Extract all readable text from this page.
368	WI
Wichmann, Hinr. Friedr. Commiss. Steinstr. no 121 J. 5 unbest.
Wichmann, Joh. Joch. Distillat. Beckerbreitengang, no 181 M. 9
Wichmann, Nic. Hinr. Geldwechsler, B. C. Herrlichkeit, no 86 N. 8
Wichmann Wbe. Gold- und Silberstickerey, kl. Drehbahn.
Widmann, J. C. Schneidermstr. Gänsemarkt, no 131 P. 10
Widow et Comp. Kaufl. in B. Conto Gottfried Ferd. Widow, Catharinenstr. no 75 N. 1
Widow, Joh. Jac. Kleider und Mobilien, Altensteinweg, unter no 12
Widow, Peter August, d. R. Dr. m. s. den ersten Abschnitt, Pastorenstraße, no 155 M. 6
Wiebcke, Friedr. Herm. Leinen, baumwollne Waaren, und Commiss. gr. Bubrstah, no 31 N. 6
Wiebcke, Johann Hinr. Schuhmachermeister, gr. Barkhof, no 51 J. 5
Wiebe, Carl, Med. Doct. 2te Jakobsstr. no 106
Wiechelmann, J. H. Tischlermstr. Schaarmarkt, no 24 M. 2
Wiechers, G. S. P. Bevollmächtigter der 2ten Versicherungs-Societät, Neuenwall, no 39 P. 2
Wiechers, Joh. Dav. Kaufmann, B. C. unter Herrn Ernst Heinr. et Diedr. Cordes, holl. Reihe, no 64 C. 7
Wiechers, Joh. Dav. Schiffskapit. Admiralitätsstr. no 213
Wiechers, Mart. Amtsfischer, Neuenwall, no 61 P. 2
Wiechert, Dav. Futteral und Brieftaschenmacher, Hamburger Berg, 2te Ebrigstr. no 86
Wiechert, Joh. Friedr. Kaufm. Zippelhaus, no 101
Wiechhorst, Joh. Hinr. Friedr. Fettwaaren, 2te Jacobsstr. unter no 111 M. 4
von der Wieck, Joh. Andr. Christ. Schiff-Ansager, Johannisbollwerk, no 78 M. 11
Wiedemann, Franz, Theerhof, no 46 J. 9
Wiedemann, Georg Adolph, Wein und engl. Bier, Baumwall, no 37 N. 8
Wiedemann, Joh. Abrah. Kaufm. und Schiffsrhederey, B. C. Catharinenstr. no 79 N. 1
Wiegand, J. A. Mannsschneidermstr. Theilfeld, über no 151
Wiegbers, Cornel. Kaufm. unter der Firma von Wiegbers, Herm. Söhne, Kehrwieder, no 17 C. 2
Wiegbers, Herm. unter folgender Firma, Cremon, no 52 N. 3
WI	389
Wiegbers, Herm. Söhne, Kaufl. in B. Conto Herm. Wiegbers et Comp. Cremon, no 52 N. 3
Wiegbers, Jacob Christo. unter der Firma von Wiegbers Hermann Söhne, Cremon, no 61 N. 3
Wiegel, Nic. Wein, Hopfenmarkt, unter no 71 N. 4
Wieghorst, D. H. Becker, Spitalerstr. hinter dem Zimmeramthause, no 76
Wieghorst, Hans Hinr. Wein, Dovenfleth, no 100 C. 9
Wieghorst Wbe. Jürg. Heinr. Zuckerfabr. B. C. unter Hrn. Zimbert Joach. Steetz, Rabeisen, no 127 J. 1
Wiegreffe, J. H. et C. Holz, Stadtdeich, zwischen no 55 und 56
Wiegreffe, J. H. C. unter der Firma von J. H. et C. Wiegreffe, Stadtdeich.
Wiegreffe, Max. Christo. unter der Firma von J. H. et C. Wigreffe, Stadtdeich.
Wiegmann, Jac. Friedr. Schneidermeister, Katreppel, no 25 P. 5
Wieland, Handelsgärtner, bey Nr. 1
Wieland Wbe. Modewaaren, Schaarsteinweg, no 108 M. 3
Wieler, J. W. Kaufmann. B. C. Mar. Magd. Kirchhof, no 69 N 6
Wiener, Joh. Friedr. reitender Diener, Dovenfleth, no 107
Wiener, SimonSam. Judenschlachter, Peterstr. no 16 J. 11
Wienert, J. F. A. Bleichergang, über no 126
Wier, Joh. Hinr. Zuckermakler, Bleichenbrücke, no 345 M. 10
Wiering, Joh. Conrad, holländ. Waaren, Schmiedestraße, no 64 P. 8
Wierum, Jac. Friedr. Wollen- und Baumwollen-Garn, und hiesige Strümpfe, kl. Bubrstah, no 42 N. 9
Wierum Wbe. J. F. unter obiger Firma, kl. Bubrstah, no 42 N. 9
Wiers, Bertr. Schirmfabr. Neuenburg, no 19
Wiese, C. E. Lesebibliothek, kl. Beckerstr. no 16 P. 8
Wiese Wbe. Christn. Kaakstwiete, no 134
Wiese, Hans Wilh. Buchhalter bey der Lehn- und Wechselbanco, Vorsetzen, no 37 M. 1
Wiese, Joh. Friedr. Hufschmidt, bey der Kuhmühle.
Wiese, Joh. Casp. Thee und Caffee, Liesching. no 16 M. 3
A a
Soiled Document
****************************************
Copy every line verbatim.

— Answer to the exercise —
Extract all readable text from this page.
368	WI
Wichmann, Hinr. Friedr. Commiss. Steinstr. no 121 J. 5 unbest.
Wichmann, Joh. Joch. Distillat. Beckerbreitengang, no 181 M. 9
Wichmann, Nic. Hinr. Geldwechsler, B. C. Herrlichkeit, no 86 N. 8
Wichmann Wbe. Gold- und Silberstickerey, kl. Drehbahn.
Widmann, J. C. Schneidermstr. Gänsemarkt, no 131 P. 10
Widow et Comp. Kaufl. in B. Conto Gottfried Ferd. Widow, Catharinenstr. no 75 N. 1
Widow, Joh. Jac. Kleider und Mobilien, Altensteinweg, unter no 12
Widow, Peter August, d. R. Dr. m. s. den ersten Abschnitt, Pastorenstraße, no 155 M. 6
Wiebcke, Friedr. Herm. Leinen, baumwollne Waaren, und Commiss. gr. Bubrstah, no 31 N. 6
Wiebcke, Johann Hinr. Schuhmachermeister, gr. Barkhof, no 51 J. 5
Wiebe, Carl, Med. Doct. 2te Jakobsstr. no 106
Wiechelmann, J. H. Tischlermstr. Schaarmarkt, no 24 M. 2
Wiechers, G. S. P. Bevollmächtigter der 2ten Versicherungs-Societät, Neuenwall, no 39 P. 2
Wiechers, Joh. Dav. Kaufmann, B. C. unter Herrn Ernst Heinr. et Diedr. Cordes, holl. Reihe, no 64 C. 7
Wiechers, Joh. Dav. Schiffskapit. Admiralitätsstr. no 213
Wiechers, Mart. Amtsfischer, Neuenwall, no 61 P. 2
Wiechert, Dav. Futteral und Brieftaschenmacher, Hamburger Berg, 2te Ebrigstr. no 86
Wiechert, Joh. Friedr. Kaufm. Zippelhaus, no 101
Wiechhorst, Joh. Hinr. Friedr. Fettwaaren, 2te Jacobsstr. unter no 111 M. 4
von der Wieck, Joh. Andr. Christ. Schiff-Ansager, Johannisbollwerk, no 78 M. 11
Wiedemann, Franz, Theerhof, no 46 J. 9
Wiedemann, Georg Adolph, Wein und engl. Bier, Baumwall, no 37 N. 8
Wiedemann, Joh. Abrah. Kaufm. und Schiffsrhederey, B. C. Catharinenstr. no 79 N. 1
Wiegand, J. A. Mannsschneidermstr. Theilfeld, über no 151
Wiegbers, Cornel. Kaufm. unter der Firma von Wiegbers, Herm. Söhne, Kehrwieder, no 17 C. 2
Wiegbers, Herm. unter folgender Firma, Cremon, no 52 N. 3
WI	389
Wiegbers, Herm. Söhne, Kaufl. in B. Conto Herm. Wiegbers et Comp. Cremon, no 52 N. 3
Wiegbers, Jacob Christo. unter der Firma von Wiegbers Hermann Söhne, Cremon, no 61 N. 3
Wiegel, Nic. Wein, Hopfenmarkt, unter no 71 N. 4
Wieghorst, D. H. Becker, Spitalerstr. hinter dem Zimmeramthause, no 76
Wieghorst, Hans Hinr. Wein, Dovenfleth, no 100 C. 9
Wieghorst Wbe. Jürg. Heinr. Zuckerfabr. B. C. unter Hrn. Zimbert Joach. Steetz, Rabeisen, no 127 J. 1
Wiegreffe, J. H. et C. Holz, Stadtdeich, zwischen no 55 und 56
Wiegreffe, J. H. C. unter der Firma von J. H. et C. Wiegreffe, Stadtdeich.
Wiegreffe, Max. Christo. unter der Firma von J. H. et C. Wigreffe, Stadtdeich.
Wiegmann, Jac. Friedr. Schneidermeister, Katreppel, no 25 P. 5
Wieland, Handelsgärtner, bey Nr. 1
Wieland Wbe. Modewaaren, Schaarsteinweg, no 108 M. 3
Wieler, J. W. Kaufmann. B. C. Mar. Magd. Kirchhof, no 69 N 6
Wiener, Joh. Friedr. reitender Diener, Dovenfleth, no 107
Wiener, SimonSam. Judenschlachter, Peterstr. no 16 J. 11
Wienert, J. F. A. Bleichergang, über no 126
Wier, Joh. Hinr. Zuckermakler, Bleichenbrücke, no 345 M. 10
Wiering, Joh. Conrad, holländ. Waaren, Schmiedestraße, no 64 P. 8
Wierum, Jac. Friedr. Wollen- und Baumwollen-Garn, und hiesige Strümpfe, kl. Bubrstah, no 42 N. 9
Wierum Wbe. J. F. unter obiger Firma, kl. Bubrstah, no 42 N. 9
Wiers, Bertr. Schirmfabr. Neuenburg, no 19
Wiese, C. E. Lesebibliothek, kl. Beckerstr. no 16 P. 8
Wiese Wbe. Christn. Kaakstwiete, no 134
Wiese, Hans Wilh. Buchhalter bey der Lehn- und Wechselbanco, Vorsetzen, no 37 M. 1
Wiese, Joh. Friedr. Hufschmidt, bey der Kuhmühle.
Wiese, Joh. Casp. Thee und Caffee, Liesching. no 16 M. 3
A a
Soiled Document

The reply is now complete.